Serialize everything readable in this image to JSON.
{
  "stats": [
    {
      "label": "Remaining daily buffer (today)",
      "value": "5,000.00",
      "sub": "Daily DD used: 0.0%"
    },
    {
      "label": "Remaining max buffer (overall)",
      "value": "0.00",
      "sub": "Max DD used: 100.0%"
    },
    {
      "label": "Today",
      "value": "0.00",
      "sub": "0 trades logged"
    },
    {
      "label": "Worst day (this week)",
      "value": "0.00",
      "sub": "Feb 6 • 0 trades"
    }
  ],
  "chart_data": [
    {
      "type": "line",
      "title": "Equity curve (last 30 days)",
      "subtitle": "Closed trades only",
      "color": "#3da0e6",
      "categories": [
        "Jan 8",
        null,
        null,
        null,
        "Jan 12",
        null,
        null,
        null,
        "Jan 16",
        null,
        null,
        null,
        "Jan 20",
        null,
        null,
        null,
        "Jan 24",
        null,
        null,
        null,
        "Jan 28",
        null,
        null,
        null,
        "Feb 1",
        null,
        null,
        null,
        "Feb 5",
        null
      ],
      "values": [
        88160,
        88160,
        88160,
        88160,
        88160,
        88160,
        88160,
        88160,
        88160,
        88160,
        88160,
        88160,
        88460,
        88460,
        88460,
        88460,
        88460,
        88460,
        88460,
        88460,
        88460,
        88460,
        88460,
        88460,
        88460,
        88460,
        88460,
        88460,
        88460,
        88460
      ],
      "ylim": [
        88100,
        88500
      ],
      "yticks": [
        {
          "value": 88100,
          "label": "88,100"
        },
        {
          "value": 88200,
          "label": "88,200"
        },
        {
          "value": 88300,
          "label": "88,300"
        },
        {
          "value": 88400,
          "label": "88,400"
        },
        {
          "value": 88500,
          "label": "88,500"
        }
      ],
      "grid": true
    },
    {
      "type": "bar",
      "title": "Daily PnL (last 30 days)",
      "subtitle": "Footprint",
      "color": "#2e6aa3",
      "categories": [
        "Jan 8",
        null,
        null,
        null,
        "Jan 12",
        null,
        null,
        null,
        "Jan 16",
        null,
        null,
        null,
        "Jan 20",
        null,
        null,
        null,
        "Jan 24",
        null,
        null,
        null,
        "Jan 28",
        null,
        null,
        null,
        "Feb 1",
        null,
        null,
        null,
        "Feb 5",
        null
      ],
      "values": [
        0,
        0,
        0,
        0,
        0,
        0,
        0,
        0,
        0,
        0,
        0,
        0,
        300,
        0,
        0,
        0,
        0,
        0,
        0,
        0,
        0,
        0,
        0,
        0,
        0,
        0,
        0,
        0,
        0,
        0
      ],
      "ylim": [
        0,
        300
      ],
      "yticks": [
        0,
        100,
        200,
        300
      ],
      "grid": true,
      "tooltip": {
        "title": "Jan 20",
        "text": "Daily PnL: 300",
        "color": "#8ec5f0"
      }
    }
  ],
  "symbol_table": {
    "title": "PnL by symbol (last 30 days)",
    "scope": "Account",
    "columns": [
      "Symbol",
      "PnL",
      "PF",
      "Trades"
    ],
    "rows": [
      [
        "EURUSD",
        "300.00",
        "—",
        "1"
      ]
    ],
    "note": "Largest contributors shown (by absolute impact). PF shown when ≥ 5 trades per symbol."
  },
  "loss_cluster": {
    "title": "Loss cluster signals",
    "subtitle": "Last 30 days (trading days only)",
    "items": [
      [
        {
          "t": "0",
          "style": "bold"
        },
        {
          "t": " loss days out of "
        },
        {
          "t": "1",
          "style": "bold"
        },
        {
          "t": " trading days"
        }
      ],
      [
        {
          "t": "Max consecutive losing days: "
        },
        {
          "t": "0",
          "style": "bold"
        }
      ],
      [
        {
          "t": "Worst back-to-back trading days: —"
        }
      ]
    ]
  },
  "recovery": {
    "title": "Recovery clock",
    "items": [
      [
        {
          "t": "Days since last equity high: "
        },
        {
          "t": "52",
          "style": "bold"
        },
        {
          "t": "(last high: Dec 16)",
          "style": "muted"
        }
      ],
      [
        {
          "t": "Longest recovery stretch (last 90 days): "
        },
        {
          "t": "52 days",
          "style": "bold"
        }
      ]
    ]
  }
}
________________________________________
WHAT YOU WILL DO: Reproduce the material verbatim, line by line.

SOLUTION:
Serialize everything readable in this image to JSON.
{
  "stats": [
    {
      "label": "Remaining daily buffer (today)",
      "value": "5,000.00",
      "sub": "Daily DD used: 0.0%"
    },
    {
      "label": "Remaining max buffer (overall)",
      "value": "0.00",
      "sub": "Max DD used: 100.0%"
    },
    {
      "label": "Today",
      "value": "0.00",
      "sub": "0 trades logged"
    },
    {
      "label": "Worst day (this week)",
      "value": "0.00",
      "sub": "Feb 6 • 0 trades"
    }
  ],
  "chart_data": [
    {
      "type": "line",
      "title": "Equity curve (last 30 days)",
      "subtitle": "Closed trades only",
      "color": "#3da0e6",
      "categories": [
        "Jan 8",
        null,
        null,
        null,
        "Jan 12",
        null,
        null,
        null,
        "Jan 16",
        null,
        null,
        null,
        "Jan 20",
        null,
        null,
        null,
        "Jan 24",
        null,
        null,
        null,
        "Jan 28",
        null,
        null,
        null,
        "Feb 1",
        null,
        null,
        null,
        "Feb 5",
        null
      ],
      "values": [
        88160,
        88160,
        88160,
        88160,
        88160,
        88160,
        88160,
        88160,
        88160,
        88160,
        88160,
        88160,
        88460,
        88460,
        88460,
        88460,
        88460,
        88460,
        88460,
        88460,
        88460,
        88460,
        88460,
        88460,
        88460,
        88460,
        88460,
        88460,
        88460,
        88460
      ],
      "ylim": [
        88100,
        88500
      ],
      "yticks": [
        {
          "value": 88100,
          "label": "88,100"
        },
        {
          "value": 88200,
          "label": "88,200"
        },
        {
          "value": 88300,
          "label": "88,300"
        },
        {
          "value": 88400,
          "label": "88,400"
        },
        {
          "value": 88500,
          "label": "88,500"
        }
      ],
      "grid": true
    },
    {
      "type": "bar",
      "title": "Daily PnL (last 30 days)",
      "subtitle": "Footprint",
      "color": "#2e6aa3",
      "categories": [
        "Jan 8",
        null,
        null,
        null,
        "Jan 12",
        null,
        null,
        null,
        "Jan 16",
        null,
        null,
        null,
        "Jan 20",
        null,
        null,
        null,
        "Jan 24",
        null,
        null,
        null,
        "Jan 28",
        null,
        null,
        null,
        "Feb 1",
        null,
        null,
        null,
        "Feb 5",
        null
      ],
      "values": [
        0,
        0,
        0,
        0,
        0,
        0,
        0,
        0,
        0,
        0,
        0,
        0,
        300,
        0,
        0,
        0,
        0,
        0,
        0,
        0,
        0,
        0,
        0,
        0,
        0,
        0,
        0,
        0,
        0,
        0
      ],
      "ylim": [
        0,
        300
      ],
      "yticks": [
        0,
        100,
        200,
        300
      ],
      "grid": true,
      "tooltip": {
        "title": "Jan 20",
        "text": "Daily PnL: 300",
        "color": "#8ec5f0"
      }
    }
  ],
  "symbol_table": {
    "title": "PnL by symbol (last 30 days)",
    "scope": "Account",
    "columns": [
      "Symbol",
      "PnL",
      "PF",
      "Trades"
    ],
    "rows": [
      [
        "EURUSD",
        "300.00",
        "—",
        "1"
      ]
    ],
    "note": "Largest contributors shown (by absolute impact). PF shown when ≥ 5 trades per symbol."
  },
  "loss_cluster": {
    "title": "Loss cluster signals",
    "subtitle": "Last 30 days (trading days only)",
    "items": [
      [
        {
          "t": "0",
          "style": "bold"
        },
        {
          "t": " loss days out of "
        },
        {
          "t": "1",
          "style": "bold"
        },
        {
          "t": " trading days"
        }
      ],
      [
        {
          "t": "Max consecutive losing days: "
        },
        {
          "t": "0",
          "style": "bold"
        }
      ],
      [
        {
          "t": "Worst back-to-back trading days: —"
        }
      ]
    ]
  },
  "recovery": {
    "title": "Recovery clock",
    "items": [
      [
        {
          "t": "Days since last equity high: "
        },
        {
          "t": "52",
          "style": "bold"
        },
        {
          "t": "(last high: Dec 16)",
          "style": "muted"
        }
      ],
      [
        {
          "t": "Longest recovery stretch (last 90 days): "
        },
        {
          "t": "52 days",
          "style": "bold"
        }
      ]
    ]
  }
}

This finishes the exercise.